## Task details
Give the entries again, word for word.

## Listed records
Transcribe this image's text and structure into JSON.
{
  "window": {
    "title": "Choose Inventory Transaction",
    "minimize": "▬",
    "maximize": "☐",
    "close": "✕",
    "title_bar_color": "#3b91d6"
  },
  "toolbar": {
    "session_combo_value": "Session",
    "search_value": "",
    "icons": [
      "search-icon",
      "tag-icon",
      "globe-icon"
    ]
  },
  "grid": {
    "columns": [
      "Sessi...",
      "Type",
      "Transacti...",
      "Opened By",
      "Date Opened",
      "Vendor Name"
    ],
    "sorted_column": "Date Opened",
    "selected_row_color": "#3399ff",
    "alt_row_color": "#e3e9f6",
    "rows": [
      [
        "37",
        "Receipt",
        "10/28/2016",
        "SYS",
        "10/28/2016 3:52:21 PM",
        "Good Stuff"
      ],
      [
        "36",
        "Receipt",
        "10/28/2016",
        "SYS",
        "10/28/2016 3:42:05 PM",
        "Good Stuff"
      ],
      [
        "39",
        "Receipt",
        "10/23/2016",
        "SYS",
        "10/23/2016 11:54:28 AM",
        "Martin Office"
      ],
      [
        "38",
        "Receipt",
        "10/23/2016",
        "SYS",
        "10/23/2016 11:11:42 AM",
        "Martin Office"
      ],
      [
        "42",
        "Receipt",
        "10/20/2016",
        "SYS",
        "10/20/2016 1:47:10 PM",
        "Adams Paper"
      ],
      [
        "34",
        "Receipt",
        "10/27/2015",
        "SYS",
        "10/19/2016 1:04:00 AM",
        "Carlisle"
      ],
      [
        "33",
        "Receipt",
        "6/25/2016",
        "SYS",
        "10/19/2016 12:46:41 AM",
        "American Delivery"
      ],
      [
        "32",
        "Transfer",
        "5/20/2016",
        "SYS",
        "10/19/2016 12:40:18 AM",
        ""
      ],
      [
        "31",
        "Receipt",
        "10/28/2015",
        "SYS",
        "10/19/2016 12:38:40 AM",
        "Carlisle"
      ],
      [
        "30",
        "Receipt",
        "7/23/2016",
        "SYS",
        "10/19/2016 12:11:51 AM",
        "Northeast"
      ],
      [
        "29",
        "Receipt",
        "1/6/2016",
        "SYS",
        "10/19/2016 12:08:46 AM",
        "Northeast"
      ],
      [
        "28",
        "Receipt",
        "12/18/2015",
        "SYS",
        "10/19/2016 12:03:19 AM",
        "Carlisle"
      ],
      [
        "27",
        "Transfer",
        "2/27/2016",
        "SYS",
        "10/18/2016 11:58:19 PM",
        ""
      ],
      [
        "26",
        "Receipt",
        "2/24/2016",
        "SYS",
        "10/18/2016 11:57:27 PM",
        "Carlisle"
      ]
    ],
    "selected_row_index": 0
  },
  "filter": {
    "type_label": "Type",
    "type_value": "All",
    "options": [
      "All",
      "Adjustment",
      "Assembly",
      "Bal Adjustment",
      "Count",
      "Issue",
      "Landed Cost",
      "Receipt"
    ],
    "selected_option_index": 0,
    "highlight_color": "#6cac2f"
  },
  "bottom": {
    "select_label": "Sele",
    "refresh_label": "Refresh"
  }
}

## Result below
Transcribe this image's text and structure into JSON.
{
  "window": {
    "title": "Choose Inventory Transaction",
    "minimize": "▬",
    "maximize": "☐",
    "close": "✕",
    "title_bar_color": "#3b91d6"
  },
  "toolbar": {
    "session_combo_value": "Session",
    "search_value": "",
    "icons": [
      "search-icon",
      "tag-icon",
      "globe-icon"
    ]
  },
  "grid": {
    "columns": [
      "Sessi...",
      "Type",
      "Transacti...",
      "Opened By",
      "Date Opened",
      "Vendor Name"
    ],
    "sorted_column": "Date Opened",
    "selected_row_color": "#3399ff",
    "alt_row_color": "#e3e9f6",
    "rows": [
      [
        "37",
        "Receipt",
        "10/28/2016",
        "SYS",
        "10/28/2016 3:52:21 PM",
        "Good Stuff"
      ],
      [
        "36",
        "Receipt",
        "10/28/2016",
        "SYS",
        "10/28/2016 3:42:05 PM",
        "Good Stuff"
      ],
      [
        "39",
        "Receipt",
        "10/23/2016",
        "SYS",
        "10/23/2016 11:54:28 AM",
        "Martin Office"
      ],
      [
        "38",
        "Receipt",
        "10/23/2016",
        "SYS",
        "10/23/2016 11:11:42 AM",
        "Martin Office"
      ],
      [
        "42",
        "Receipt",
        "10/20/2016",
        "SYS",
        "10/20/2016 1:47:10 PM",
        "Adams Paper"
      ],
      [
        "34",
        "Receipt",
        "10/27/2015",
        "SYS",
        "10/19/2016 1:04:00 AM",
        "Carlisle"
      ],
      [
        "33",
        "Receipt",
        "6/25/2016",
        "SYS",
        "10/19/2016 12:46:41 AM",
        "American Delivery"
      ],
      [
        "32",
        "Transfer",
        "5/20/2016",
        "SYS",
        "10/19/2016 12:40:18 AM",
        ""
      ],
      [
        "31",
        "Receipt",
        "10/28/2015",
        "SYS",
        "10/19/2016 12:38:40 AM",
        "Carlisle"
      ],
      [
        "30",
        "Receipt",
        "7/23/2016",
        "SYS",
        "10/19/2016 12:11:51 AM",
        "Northeast"
      ],
      [
        "29",
        "Receipt",
        "1/6/2016",
        "SYS",
        "10/19/2016 12:08:46 AM",
        "Northeast"
      ],
      [
        "28",
        "Receipt",
        "12/18/2015",
        "SYS",
        "10/19/2016 12:03:19 AM",
        "Carlisle"
      ],
      [
        "27",
        "Transfer",
        "2/27/2016",
        "SYS",
        "10/18/2016 11:58:19 PM",
        ""
      ],
      [
        "26",
        "Receipt",
        "2/24/2016",
        "SYS",
        "10/18/2016 11:57:27 PM",
        "Carlisle"
      ]
    ],
    "selected_row_index": 0
  },
  "filter": {
    "type_label": "Type",
    "type_value": "All",
    "options": [
      "All",
      "Adjustment",
      "Assembly",
      "Bal Adjustment",
      "Count",
      "Issue",
      "Landed Cost",
      "Receipt"
    ],
    "selected_option_index": 0,
    "highlight_color": "#6cac2f"
  },
  "bottom": {
    "select_label": "Sele",
    "refresh_label": "Refresh"
  }
}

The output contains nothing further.